_SOURCE DATA_

══════════════════════════════

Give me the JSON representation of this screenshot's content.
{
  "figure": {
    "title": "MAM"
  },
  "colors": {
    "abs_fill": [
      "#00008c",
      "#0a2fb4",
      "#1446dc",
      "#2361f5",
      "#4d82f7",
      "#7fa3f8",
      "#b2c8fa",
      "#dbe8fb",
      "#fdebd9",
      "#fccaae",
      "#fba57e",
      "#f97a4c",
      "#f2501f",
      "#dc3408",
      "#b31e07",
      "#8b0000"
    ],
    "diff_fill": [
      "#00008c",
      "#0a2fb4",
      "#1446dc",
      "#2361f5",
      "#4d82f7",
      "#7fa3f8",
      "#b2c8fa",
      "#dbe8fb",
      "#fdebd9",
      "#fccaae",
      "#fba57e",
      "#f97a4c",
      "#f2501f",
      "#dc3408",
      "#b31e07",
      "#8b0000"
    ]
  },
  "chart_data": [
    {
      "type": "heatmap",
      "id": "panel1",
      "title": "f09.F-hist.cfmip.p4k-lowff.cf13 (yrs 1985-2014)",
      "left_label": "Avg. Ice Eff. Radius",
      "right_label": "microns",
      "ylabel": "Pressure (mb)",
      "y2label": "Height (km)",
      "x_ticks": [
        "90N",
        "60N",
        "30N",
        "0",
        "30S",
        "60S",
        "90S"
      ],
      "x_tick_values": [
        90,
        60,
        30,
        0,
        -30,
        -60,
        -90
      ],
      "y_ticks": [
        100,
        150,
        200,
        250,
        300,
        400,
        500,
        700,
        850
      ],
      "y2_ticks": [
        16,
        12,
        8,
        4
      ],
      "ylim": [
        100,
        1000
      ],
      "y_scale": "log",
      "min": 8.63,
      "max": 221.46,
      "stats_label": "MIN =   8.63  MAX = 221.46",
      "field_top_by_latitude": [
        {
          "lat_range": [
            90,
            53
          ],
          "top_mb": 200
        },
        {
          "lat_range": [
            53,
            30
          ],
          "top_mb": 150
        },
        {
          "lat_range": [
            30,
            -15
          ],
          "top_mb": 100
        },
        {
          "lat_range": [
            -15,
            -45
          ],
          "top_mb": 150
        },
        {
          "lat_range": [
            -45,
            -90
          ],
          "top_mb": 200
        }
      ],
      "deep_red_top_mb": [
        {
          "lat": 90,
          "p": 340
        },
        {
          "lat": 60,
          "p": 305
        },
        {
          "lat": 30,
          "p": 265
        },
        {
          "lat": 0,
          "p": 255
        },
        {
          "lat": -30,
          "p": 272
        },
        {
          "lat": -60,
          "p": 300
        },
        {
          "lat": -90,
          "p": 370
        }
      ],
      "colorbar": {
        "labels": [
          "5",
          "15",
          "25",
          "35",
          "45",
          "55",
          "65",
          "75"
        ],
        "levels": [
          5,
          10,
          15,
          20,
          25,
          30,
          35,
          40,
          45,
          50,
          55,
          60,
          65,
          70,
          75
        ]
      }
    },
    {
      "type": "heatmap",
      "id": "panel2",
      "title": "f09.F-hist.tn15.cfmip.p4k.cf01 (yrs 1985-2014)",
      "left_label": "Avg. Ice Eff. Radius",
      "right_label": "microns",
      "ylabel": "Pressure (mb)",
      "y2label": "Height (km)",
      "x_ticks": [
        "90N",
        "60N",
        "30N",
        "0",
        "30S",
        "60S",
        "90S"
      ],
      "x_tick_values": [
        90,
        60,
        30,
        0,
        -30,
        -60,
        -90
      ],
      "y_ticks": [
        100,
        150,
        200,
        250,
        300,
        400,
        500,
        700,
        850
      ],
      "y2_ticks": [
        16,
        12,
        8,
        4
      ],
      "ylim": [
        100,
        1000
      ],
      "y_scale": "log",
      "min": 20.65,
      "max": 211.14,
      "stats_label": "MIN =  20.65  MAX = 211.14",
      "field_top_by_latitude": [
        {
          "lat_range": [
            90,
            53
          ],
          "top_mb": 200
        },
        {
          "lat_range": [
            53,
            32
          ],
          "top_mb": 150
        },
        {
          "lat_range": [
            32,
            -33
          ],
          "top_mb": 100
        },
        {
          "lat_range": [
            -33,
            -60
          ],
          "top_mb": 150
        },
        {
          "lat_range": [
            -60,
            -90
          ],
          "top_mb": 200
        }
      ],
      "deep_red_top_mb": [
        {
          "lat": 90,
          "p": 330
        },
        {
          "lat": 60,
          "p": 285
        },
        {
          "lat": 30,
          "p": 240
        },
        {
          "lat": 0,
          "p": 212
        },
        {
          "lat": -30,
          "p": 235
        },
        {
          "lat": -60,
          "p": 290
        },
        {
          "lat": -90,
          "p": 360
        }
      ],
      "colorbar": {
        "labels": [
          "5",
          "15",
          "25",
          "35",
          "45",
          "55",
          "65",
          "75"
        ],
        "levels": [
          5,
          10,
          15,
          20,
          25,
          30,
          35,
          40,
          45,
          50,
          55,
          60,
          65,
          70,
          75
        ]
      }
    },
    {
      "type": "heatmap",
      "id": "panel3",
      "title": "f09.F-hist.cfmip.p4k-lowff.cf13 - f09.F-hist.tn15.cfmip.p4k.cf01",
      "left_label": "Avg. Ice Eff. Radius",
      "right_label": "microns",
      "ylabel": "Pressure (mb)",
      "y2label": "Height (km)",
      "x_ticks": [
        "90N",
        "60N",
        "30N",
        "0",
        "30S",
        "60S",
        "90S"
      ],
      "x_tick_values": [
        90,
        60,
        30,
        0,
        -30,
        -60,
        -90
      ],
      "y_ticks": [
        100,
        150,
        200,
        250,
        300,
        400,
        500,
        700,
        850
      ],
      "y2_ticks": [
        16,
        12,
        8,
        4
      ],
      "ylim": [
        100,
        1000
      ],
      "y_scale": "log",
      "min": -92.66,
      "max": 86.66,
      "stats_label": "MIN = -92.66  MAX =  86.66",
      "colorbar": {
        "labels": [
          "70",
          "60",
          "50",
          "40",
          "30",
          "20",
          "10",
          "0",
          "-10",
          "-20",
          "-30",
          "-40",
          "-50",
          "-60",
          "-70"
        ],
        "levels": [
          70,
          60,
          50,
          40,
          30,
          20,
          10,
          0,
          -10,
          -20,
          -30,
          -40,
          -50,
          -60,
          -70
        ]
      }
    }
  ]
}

══════════════════════════════

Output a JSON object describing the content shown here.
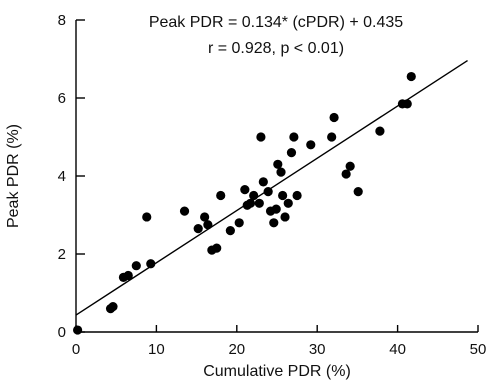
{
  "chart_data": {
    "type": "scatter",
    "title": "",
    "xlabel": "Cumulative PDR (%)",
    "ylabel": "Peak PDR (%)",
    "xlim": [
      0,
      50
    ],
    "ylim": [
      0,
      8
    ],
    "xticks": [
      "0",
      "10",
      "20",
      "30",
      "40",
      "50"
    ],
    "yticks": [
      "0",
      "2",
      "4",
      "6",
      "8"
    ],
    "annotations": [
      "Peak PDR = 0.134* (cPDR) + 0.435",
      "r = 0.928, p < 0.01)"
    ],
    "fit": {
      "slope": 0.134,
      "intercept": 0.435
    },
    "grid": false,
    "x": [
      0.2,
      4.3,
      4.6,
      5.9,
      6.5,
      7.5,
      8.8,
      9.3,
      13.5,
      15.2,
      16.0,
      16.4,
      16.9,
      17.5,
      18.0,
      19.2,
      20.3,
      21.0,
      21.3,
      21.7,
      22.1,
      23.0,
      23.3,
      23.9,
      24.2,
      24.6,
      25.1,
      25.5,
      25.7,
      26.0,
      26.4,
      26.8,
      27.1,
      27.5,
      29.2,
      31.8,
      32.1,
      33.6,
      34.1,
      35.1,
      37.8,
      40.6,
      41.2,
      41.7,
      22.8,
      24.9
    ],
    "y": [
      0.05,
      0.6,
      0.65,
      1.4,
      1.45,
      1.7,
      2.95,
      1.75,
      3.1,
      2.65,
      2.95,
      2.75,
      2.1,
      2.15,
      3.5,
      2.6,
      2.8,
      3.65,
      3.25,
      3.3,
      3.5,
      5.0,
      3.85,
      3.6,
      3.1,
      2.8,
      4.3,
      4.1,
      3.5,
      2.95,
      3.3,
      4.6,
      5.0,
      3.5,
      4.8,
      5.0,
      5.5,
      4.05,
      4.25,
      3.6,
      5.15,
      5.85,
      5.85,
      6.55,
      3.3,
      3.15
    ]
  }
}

══════════════════════════════

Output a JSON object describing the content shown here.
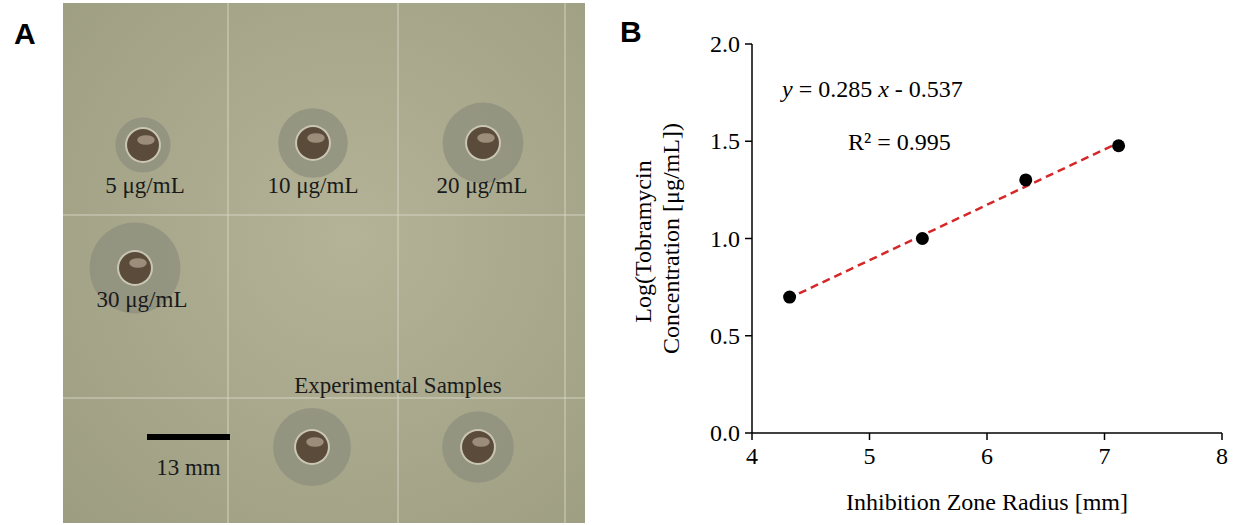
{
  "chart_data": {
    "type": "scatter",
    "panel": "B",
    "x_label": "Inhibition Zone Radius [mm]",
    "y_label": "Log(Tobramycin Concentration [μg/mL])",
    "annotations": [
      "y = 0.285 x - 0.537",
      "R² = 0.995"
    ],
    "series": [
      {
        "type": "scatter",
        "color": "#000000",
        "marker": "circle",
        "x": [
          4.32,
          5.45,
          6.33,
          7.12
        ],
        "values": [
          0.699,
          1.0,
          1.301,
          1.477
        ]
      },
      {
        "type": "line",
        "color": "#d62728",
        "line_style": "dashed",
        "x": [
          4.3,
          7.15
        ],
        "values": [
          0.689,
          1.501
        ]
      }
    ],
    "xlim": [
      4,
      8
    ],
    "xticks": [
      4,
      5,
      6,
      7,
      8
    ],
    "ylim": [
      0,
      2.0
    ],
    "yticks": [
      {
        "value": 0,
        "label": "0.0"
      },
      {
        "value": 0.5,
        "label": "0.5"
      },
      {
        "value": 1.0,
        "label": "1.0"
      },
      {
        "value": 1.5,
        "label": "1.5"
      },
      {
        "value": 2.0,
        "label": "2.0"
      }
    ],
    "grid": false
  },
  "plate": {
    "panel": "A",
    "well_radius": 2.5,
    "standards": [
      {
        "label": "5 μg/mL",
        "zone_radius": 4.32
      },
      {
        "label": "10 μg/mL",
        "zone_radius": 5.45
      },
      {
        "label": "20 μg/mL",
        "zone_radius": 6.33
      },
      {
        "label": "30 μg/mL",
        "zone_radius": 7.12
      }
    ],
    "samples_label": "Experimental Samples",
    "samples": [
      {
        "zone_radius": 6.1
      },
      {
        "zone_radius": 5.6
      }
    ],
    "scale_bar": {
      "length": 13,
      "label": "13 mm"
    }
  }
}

══════════════════════════════

_EXERCISE DESCRIPTION_
Search the data above for the word "lowff", then gather each line in which it appears.

_RESULT OF THIS TASK_
      "title": "f09.F-hist.cfmip.p4k-lowff.cf13 (yrs 1985-2014)",
      "title": "f09.F-hist.cfmip.p4k-lowff.cf13 - f09.F-hist.tn15.cfmip.p4k.cf01",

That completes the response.